== Excerpt

Phh Corp (PHH) Shares Are Way Too Cheap For Emanuel Friedman

Page 6 of 8 – SEC Filing
ITEM 1.  SECURITY AND ISSUER
This Amendment No. 1 to the statement on Schedule 13D (“Amendment No. 1”) amends the Schedule 13D originally filed by the undersigned (the “Reporting Persons”) on March 9, 2017 (the “Original Schedule 13D”) regarding the common stock, par value $0.01 per share (the “Common Stock”), of PHH Corporation, a Maryland corporation (the “Issuer”).  The address of the Issuer’s principal executive offices is 3000 Leadenhall Road, Mt. Laurel, New Jersey 08054.
Except as specifically provided herein, this Amendment No. 1 does not modify any of the information previously reported on the Original Schedule 13D.  Capitalized terms used but not otherwise defined in this Amendment No. 1 shall have the meanings ascribed to them in the Original Schedule 13D.
ITEM 3.  SOURCE AND AMOUNT OF FUNDS OR OTHER CONSIDERATION
Item 3 of the Original Schedule 13D is hereby amended to reflect the fact that, between the filing of the Original Schedule 13D on March 9, 2017 and the filing of this Amendment No. 1, the Reporting Persons acquired beneficial ownership over an additional 803,329 shares of Common Stock (together with all shares of the Issuer’s Common Stock over which the Reporting Persons have beneficial ownership, the “Subject Shares”).

====
== Raw data

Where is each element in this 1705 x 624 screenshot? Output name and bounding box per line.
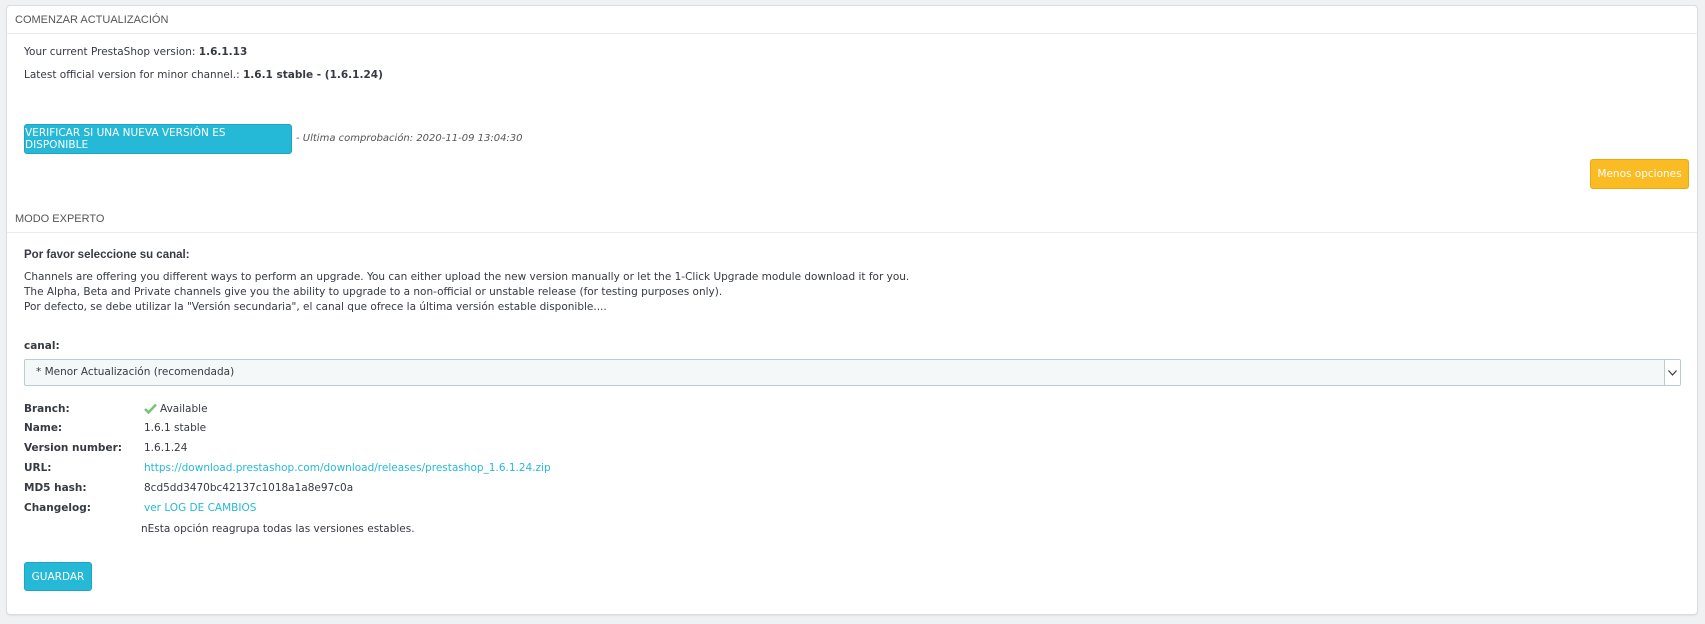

====
== Raw data

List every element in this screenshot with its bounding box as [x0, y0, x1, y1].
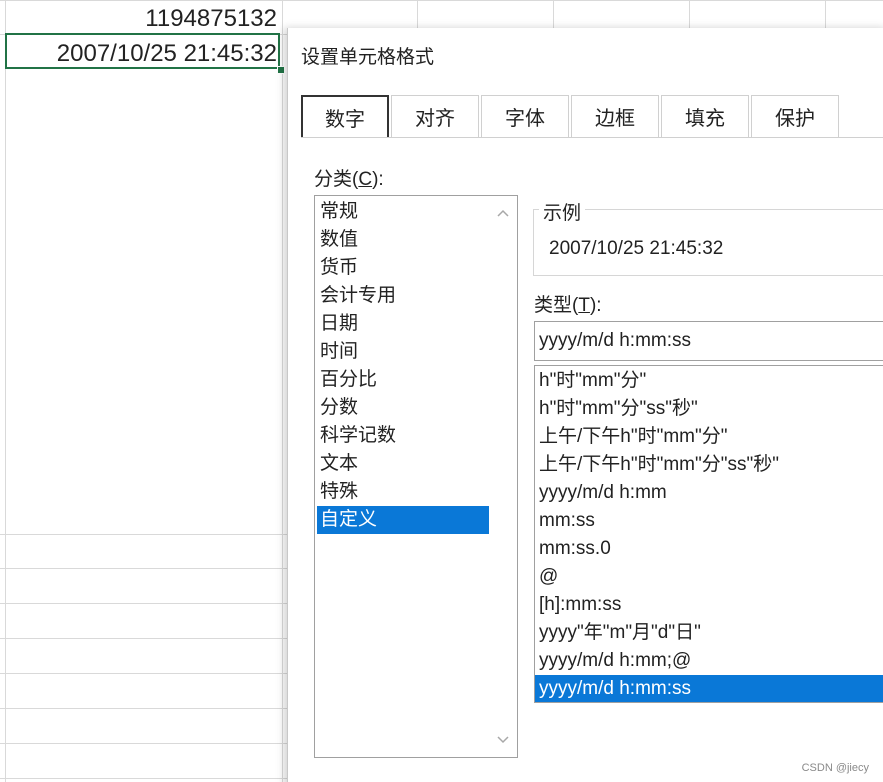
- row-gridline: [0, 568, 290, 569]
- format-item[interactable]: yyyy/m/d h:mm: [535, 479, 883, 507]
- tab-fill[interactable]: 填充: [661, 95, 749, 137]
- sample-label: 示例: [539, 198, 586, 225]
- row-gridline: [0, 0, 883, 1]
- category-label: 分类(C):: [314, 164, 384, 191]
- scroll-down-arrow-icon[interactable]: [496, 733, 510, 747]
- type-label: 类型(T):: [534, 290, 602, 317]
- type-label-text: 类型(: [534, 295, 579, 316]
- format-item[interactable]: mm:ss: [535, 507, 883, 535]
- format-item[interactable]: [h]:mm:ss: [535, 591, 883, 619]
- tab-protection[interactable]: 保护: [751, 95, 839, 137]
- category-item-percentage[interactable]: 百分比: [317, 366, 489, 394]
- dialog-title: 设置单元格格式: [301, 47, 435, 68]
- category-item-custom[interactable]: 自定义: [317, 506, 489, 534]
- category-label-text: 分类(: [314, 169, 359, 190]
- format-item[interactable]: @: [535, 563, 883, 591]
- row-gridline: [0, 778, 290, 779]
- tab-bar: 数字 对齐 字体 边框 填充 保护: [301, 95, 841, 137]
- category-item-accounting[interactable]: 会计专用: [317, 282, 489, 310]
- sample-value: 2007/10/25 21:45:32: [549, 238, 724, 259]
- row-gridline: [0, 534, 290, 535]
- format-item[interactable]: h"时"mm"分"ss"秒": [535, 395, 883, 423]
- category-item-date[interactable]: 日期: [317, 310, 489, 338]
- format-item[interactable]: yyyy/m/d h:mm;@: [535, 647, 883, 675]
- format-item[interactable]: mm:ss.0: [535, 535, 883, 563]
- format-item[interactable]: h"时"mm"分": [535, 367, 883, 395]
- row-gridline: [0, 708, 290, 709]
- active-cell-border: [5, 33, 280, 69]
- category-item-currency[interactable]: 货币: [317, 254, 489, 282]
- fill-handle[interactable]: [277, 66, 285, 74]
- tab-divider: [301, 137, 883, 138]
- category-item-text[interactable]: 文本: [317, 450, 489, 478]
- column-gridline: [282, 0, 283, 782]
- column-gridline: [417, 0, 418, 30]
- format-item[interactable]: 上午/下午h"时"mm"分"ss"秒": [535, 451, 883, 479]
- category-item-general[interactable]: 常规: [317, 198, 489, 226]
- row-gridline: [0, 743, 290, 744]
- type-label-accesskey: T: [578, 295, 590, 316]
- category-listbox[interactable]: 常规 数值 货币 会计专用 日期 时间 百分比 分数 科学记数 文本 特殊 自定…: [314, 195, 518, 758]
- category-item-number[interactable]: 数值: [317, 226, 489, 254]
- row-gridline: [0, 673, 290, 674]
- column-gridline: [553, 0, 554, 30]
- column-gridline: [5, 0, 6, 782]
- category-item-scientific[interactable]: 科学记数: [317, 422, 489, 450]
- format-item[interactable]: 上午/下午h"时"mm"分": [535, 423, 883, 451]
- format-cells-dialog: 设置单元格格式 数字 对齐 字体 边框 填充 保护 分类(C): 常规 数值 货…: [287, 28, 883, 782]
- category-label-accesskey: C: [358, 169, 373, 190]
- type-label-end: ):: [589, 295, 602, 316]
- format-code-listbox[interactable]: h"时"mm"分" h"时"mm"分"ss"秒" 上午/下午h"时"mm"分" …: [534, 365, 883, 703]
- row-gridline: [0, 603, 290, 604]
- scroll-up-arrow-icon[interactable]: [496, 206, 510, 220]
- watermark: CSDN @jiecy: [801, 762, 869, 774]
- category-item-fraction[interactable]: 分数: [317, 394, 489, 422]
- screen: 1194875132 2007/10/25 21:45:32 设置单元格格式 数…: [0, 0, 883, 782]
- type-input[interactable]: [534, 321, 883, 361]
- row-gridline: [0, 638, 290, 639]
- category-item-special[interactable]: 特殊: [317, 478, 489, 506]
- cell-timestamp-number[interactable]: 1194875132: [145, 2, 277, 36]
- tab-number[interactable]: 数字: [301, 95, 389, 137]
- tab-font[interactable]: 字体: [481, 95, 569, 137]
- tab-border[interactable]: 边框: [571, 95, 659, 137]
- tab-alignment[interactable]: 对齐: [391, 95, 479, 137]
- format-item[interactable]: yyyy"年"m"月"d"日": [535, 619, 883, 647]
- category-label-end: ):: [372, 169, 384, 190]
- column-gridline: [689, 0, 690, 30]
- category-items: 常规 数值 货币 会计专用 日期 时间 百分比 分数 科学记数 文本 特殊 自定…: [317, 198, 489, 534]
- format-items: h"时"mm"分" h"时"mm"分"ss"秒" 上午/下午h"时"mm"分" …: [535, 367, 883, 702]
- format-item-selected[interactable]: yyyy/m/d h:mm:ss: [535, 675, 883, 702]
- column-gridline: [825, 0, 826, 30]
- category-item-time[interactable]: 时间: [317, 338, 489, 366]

====

Aim → Pick up the Schedule 13D amendment on PHH Corporation's common stock and continue it from the point where it stops.

Response to this exercise →
The 803,329 shares of Common Stock over which the Reporting Persons acquired beneficial ownership since the date of the filing of the Original Schedule 13D were acquired by or on behalf of the Debt Fund using investment capital which may, at any given time, include margin loans made by brokerage firms in the ordinary course of business.  The aggregate consideration paid for the additional 803,329 shares of Common Stock, including brokerage commissions, was approximately $10,288,544.
ITEM 5.  INTEREST IN SECURITIES OF THE ISSUER
(a) and (b)
The aggregate percentage of the outstanding shares of Common Stock reported as beneficially owned by each Reporting Person is based upon the 53,612,270 shares of Common Stock outstanding as of March 10, 2017, as disclosed in the Issuer’s Preliminary Proxy Statement filed on Schedule 14A with the U.S. Securities and Exchange Commission on March 15, 2017.
The Debt Fund beneficially owns, and has the shared power to vote or direct the vote of, and the shared power to dispose or direct the disposition of, 5,292,329 such shares of Common Stock, representing 9.9% of the outstanding shares of Common Stock.  EJF Debt Opportunities GP, LLC, as the general partner of the Debt Fund, beneficially owns, and has the shared power to vote or direct the vote of, and the shared power to dispose or direct the disposition of, 5,292,329 such shares of Common Stock, representing 9.9% of the outstanding shares of Common Stock.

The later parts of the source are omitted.